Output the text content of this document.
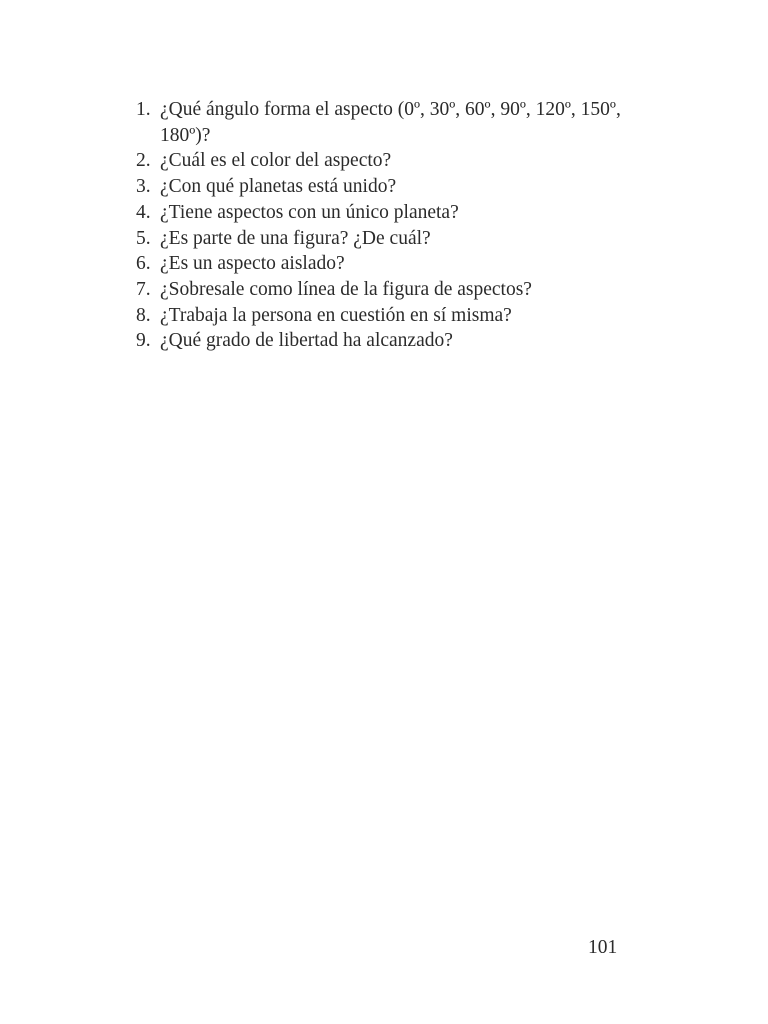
1. ¿Qué ángulo forma el aspecto (0º, 30º, 60º, 90º, 120º, 150º, 180º)?
2. ¿Cuál es el color del aspecto?
3. ¿Con qué planetas está unido?
4. ¿Tiene aspectos con un único planeta?
5. ¿Es parte de una figura? ¿De cuál?
6. ¿Es un aspecto aislado?
7. ¿Sobresale como línea de la figura de aspectos?
8. ¿Trabaja la persona en cuestión en sí misma?
9. ¿Qué grado de libertad ha alcanzado?
101
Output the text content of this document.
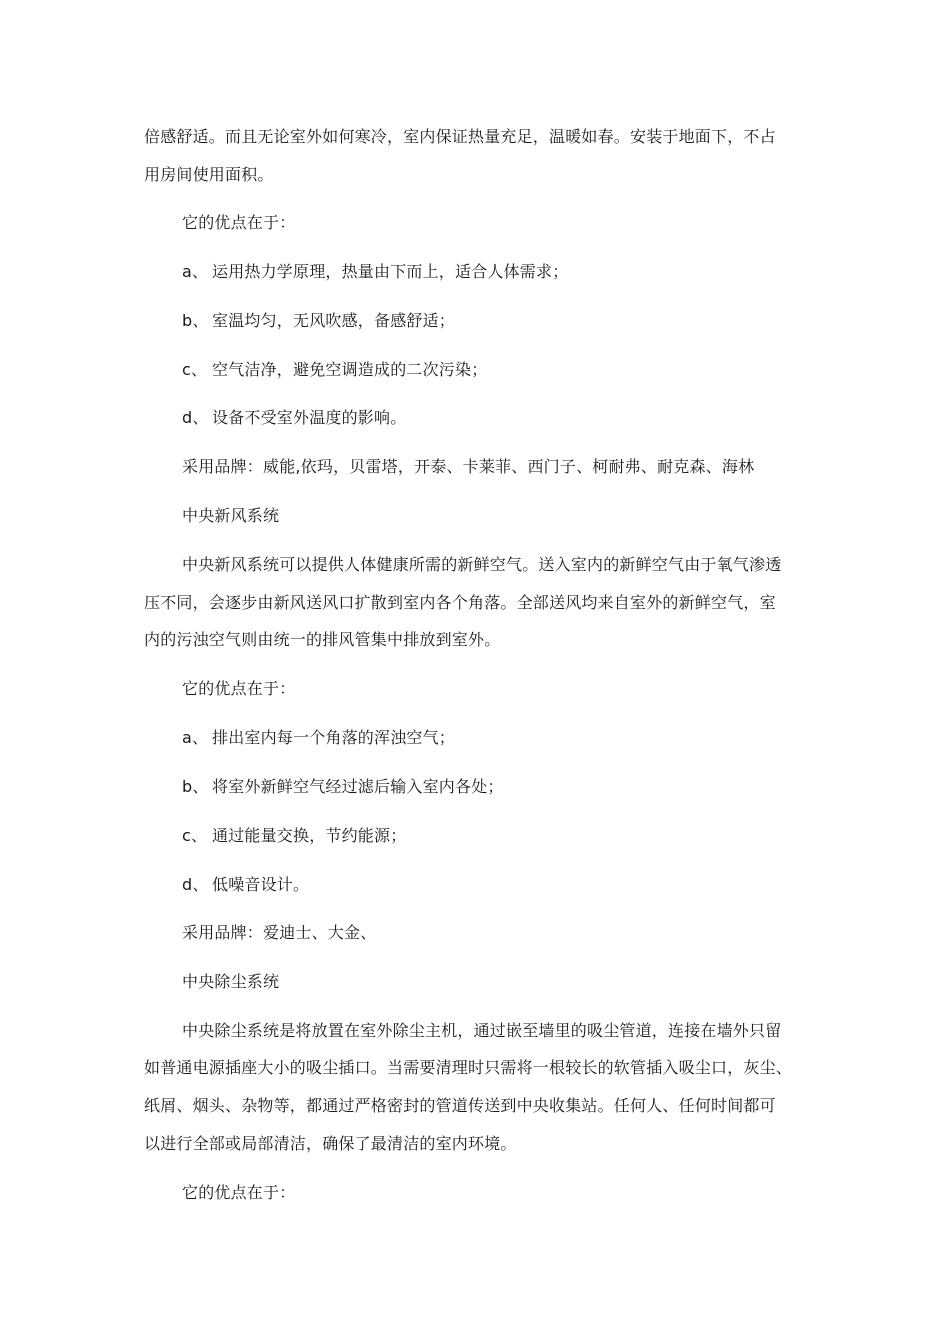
倍感舒适。而且无论室外如何寒冷，室内保证热量充足，温暖如春。安装于地面下，不占
用房间使用面积。
它的优点在于：
a、 运用热力学原理，热量由下而上，适合人体需求；
b、 室温均匀，无风吹感，备感舒适；
c、 空气洁净，避免空调造成的二次污染；
d、 设备不受室外温度的影响。
采用品牌：威能,依玛，贝雷塔，开泰、卡莱菲、西门子、柯耐弗、耐克森、海林
中央新风系统
中央新风系统可以提供人体健康所需的新鲜空气。送入室内的新鲜空气由于氧气渗透
压不同，会逐步由新风送风口扩散到室内各个角落。全部送风均来自室外的新鲜空气，室
内的污浊空气则由统一的排风管集中排放到室外。
它的优点在于：
a、 排出室内每一个角落的浑浊空气；
b、 将室外新鲜空气经过滤后输入室内各处；
c、 通过能量交换，节约能源；
d、 低噪音设计。
采用品牌：爱迪士、大金、
中央除尘系统
中央除尘系统是将放置在室外除尘主机，通过嵌至墙里的吸尘管道，连接在墙外只留
如普通电源插座大小的吸尘插口。当需要清理时只需将一根较长的软管插入吸尘口，灰尘、
纸屑、烟头、杂物等，都通过严格密封的管道传送到中央收集站。任何人、任何时间都可
以进行全部或局部清洁，确保了最清洁的室内环境。
它的优点在于：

▬▬▬

### Set problem
Select and copy every line of the listing with the word "figura".

### The answer
5. ¿Es parte de una figura? ¿De cuál?
7. ¿Sobresale como línea de la figura de aspectos?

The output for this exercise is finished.